### Task requirements
Show every line in the records below that contains the word "output".

### Working data

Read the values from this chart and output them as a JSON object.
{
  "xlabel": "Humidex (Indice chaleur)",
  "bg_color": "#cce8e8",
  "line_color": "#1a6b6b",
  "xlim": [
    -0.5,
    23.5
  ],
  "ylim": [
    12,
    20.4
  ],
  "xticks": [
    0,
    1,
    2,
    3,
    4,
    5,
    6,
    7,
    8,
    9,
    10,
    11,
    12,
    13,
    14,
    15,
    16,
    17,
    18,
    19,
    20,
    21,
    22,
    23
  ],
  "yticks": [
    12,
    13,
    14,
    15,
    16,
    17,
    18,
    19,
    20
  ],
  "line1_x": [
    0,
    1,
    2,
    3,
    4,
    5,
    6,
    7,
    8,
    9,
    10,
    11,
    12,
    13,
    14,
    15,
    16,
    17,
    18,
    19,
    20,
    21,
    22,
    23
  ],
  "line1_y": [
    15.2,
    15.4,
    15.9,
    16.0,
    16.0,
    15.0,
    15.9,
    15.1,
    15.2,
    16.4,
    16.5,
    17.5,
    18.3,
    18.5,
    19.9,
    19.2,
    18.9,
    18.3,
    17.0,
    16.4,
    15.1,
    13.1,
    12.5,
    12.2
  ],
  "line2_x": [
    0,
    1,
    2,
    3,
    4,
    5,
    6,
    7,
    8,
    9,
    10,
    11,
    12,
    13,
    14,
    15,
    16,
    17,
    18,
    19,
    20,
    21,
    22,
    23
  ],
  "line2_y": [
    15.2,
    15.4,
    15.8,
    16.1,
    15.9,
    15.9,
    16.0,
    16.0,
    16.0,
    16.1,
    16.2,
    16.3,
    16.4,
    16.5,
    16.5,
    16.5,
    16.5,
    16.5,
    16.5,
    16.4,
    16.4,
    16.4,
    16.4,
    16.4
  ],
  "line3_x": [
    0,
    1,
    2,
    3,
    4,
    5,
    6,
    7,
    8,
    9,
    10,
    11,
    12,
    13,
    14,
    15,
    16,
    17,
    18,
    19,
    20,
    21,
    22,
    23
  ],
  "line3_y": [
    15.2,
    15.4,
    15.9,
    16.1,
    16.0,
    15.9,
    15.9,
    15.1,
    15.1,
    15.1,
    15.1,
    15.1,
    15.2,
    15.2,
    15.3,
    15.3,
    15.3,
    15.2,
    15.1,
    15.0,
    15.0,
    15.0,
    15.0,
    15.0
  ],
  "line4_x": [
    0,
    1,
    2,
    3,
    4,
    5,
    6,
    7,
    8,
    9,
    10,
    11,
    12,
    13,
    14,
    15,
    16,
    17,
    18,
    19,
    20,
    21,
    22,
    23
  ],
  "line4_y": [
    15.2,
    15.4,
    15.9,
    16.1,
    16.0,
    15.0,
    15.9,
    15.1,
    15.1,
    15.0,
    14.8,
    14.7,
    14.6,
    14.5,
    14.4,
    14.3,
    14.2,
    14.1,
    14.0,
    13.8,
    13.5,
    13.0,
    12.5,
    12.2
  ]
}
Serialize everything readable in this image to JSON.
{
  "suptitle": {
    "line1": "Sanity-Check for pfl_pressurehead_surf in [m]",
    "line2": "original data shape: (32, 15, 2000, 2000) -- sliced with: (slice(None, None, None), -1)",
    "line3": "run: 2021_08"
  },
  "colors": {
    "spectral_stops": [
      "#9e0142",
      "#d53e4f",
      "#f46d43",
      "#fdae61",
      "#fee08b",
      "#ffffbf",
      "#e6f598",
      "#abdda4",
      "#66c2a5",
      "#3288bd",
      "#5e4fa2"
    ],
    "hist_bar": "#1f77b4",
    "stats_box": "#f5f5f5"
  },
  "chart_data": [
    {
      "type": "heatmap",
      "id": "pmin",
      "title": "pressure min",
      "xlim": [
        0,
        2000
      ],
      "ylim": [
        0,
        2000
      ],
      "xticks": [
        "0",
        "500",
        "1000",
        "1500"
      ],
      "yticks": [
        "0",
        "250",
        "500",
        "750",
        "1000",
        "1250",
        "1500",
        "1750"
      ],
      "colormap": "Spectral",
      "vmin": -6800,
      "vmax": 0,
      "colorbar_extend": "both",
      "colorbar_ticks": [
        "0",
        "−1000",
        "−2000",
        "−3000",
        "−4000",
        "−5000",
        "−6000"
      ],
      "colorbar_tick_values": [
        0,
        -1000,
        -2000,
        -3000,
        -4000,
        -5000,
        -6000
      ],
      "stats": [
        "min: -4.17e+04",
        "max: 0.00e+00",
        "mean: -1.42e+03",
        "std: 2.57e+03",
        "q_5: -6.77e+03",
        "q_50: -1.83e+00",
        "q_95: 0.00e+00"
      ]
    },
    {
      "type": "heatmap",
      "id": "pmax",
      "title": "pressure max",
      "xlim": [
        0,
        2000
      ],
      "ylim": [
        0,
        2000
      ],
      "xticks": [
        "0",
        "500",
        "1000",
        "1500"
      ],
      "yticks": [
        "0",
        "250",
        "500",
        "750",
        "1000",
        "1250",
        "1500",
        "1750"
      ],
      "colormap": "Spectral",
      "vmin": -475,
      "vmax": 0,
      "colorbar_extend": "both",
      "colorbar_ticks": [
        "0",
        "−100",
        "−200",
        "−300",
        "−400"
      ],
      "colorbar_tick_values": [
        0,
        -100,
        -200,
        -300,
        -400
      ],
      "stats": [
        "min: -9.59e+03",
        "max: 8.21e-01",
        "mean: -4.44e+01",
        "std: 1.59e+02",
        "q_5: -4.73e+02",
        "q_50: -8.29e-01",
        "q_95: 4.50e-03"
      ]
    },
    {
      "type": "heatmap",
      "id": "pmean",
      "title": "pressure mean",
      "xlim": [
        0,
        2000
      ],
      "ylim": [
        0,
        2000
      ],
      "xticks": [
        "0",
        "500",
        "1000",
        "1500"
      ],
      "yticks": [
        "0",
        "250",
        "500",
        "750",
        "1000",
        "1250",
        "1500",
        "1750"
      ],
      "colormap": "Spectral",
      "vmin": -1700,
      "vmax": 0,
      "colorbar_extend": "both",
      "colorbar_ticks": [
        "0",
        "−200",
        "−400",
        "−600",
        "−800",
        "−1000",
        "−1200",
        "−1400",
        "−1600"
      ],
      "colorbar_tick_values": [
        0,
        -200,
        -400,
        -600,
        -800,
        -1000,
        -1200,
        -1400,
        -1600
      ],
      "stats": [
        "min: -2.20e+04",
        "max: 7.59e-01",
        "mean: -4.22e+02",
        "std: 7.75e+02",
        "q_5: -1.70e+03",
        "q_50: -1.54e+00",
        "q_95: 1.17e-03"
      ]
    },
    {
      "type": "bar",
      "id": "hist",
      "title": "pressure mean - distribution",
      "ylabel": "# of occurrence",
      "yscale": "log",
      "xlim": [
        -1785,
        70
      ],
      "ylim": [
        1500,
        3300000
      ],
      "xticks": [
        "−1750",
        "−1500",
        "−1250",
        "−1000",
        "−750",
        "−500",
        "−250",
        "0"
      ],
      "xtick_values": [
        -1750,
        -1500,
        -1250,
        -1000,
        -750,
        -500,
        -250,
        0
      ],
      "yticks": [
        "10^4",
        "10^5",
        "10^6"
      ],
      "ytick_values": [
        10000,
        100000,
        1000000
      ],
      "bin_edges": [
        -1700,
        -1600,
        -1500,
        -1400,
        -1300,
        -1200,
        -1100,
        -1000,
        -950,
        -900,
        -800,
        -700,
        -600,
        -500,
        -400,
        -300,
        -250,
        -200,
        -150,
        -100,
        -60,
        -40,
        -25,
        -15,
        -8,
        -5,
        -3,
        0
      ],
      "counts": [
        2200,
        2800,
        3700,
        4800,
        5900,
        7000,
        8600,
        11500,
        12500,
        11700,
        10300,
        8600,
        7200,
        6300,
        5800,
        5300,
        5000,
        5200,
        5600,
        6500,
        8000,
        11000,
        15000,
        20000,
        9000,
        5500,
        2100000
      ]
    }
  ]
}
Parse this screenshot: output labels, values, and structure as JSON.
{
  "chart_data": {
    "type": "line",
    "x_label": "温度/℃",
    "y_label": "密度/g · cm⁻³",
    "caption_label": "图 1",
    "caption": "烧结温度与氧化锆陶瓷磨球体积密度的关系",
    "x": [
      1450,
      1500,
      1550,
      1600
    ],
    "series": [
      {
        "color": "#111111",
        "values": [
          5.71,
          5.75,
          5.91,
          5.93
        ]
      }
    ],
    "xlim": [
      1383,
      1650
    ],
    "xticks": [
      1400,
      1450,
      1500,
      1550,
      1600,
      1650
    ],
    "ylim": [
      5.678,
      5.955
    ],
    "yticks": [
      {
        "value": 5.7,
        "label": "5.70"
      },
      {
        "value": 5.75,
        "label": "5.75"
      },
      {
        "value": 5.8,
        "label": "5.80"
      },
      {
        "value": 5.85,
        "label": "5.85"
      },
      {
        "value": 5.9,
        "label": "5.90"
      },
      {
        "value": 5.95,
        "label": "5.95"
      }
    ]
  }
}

### Task answer
Read the values from this chart and output them as a JSON object.
Parse this screenshot: output labels, values, and structure as JSON.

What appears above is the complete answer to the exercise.